Give the headings of the numbered steps in the blending board instructions below.

TEXT PASSAGE: Begin

How to blend/card with a blending board: step by step

  1. Prepare fiber (pre-opened)

    • Use hand carders or flicking to open locks or break up clumps.

    • Pull fiber into manageable, loose tufts.

  2. Layer the fiber on the board

    • Lay tufts in thin strips or “painted” lines across the board surface, overlapping and mixing colors/types as desired.

    • Build up a few layers if necessary (e.g. for stronger color blending).

  3. Roll / draw off

    • Use a dowel, pencil, or your hands to gently roll the fibers off the board into a rolag or puní.

    • Alternatively, you can “pull” fibers off the board in a continuous strip (drawing) if your board and fiber prep allow.

  4. Spin or further process

    • The resulting rolags or punis are ready for spinning or additional drafting.

Pros and limitations:

  • Great for color mixing and creative effects

  • Can handle odd / textured bits more flexibly

  • But: cannot process raw fleece directly — fiber must already have some degree of opening.

  • Requires careful drafting when spinning so the layered fibers don’t slide apart.

3. Drum Carder

What it is

A drum carder is a machine (often hand-cranked) with two cylinders (“drums”) covered in carding cloth. One small drum (the “licker-in”) feeds fiber onto a larger drum, where the fiber is carded and collected as a batt or sliver.

TEXT PASSAGE: End
RECORDS SUPPLIED: Begin

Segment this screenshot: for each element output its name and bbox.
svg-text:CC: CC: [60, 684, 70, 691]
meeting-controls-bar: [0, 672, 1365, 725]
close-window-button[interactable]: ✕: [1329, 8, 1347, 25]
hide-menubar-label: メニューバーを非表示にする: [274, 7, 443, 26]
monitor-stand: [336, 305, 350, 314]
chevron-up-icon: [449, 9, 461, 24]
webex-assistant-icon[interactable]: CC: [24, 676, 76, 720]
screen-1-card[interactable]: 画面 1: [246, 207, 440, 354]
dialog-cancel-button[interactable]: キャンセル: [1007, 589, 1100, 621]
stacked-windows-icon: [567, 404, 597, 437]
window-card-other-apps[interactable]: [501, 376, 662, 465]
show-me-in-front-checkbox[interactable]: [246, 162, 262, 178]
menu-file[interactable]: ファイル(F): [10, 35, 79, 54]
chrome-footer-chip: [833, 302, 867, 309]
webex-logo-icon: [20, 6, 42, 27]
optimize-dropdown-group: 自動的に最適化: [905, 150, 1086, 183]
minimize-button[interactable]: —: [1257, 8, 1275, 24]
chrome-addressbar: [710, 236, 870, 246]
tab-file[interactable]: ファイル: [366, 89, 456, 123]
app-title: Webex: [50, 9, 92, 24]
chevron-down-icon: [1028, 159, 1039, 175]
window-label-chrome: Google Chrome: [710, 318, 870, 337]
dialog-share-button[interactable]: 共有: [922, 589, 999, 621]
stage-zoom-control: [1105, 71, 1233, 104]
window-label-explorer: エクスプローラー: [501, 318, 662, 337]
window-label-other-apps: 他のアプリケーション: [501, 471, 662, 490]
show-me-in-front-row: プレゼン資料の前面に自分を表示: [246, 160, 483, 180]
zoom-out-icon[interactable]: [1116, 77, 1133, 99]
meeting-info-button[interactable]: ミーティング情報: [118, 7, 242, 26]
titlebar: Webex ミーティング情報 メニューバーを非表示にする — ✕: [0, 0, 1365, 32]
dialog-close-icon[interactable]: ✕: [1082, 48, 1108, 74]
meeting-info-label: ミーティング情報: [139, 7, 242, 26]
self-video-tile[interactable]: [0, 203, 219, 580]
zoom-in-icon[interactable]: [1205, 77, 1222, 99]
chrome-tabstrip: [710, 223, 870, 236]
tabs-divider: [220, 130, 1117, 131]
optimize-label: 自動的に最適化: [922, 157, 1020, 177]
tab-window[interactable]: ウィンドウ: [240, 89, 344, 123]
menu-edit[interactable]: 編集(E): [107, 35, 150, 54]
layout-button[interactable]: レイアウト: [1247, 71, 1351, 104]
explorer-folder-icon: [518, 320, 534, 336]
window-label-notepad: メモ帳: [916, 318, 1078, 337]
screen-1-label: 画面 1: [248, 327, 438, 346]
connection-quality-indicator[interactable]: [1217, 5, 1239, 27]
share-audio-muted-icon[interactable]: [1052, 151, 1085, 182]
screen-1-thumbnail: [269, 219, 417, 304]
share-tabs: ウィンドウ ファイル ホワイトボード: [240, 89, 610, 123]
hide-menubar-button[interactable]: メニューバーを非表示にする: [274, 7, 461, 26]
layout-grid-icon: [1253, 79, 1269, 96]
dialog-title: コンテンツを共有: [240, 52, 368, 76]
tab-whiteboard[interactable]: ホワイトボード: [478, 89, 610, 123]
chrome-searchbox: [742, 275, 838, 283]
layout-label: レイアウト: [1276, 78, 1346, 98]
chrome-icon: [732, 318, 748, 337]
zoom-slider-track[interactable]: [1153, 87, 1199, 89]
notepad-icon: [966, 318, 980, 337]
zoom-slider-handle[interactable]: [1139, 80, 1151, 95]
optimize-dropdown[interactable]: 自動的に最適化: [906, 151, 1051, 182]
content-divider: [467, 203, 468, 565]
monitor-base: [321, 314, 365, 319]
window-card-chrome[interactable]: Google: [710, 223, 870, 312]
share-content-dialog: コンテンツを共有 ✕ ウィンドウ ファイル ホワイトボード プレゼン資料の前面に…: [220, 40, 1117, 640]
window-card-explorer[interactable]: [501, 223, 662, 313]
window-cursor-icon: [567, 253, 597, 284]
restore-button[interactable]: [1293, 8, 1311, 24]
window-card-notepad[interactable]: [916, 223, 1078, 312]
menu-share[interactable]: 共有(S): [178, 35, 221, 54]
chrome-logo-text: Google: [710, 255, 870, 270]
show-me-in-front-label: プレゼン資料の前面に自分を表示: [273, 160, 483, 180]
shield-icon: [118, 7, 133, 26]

RECORDS SUPPLIED: End

▶ EXPECTED ANSWER:
1. Prepare fiber (pre-opened)
2. Layer the fiber on the board
3. Roll / draw off
4. Spin or further process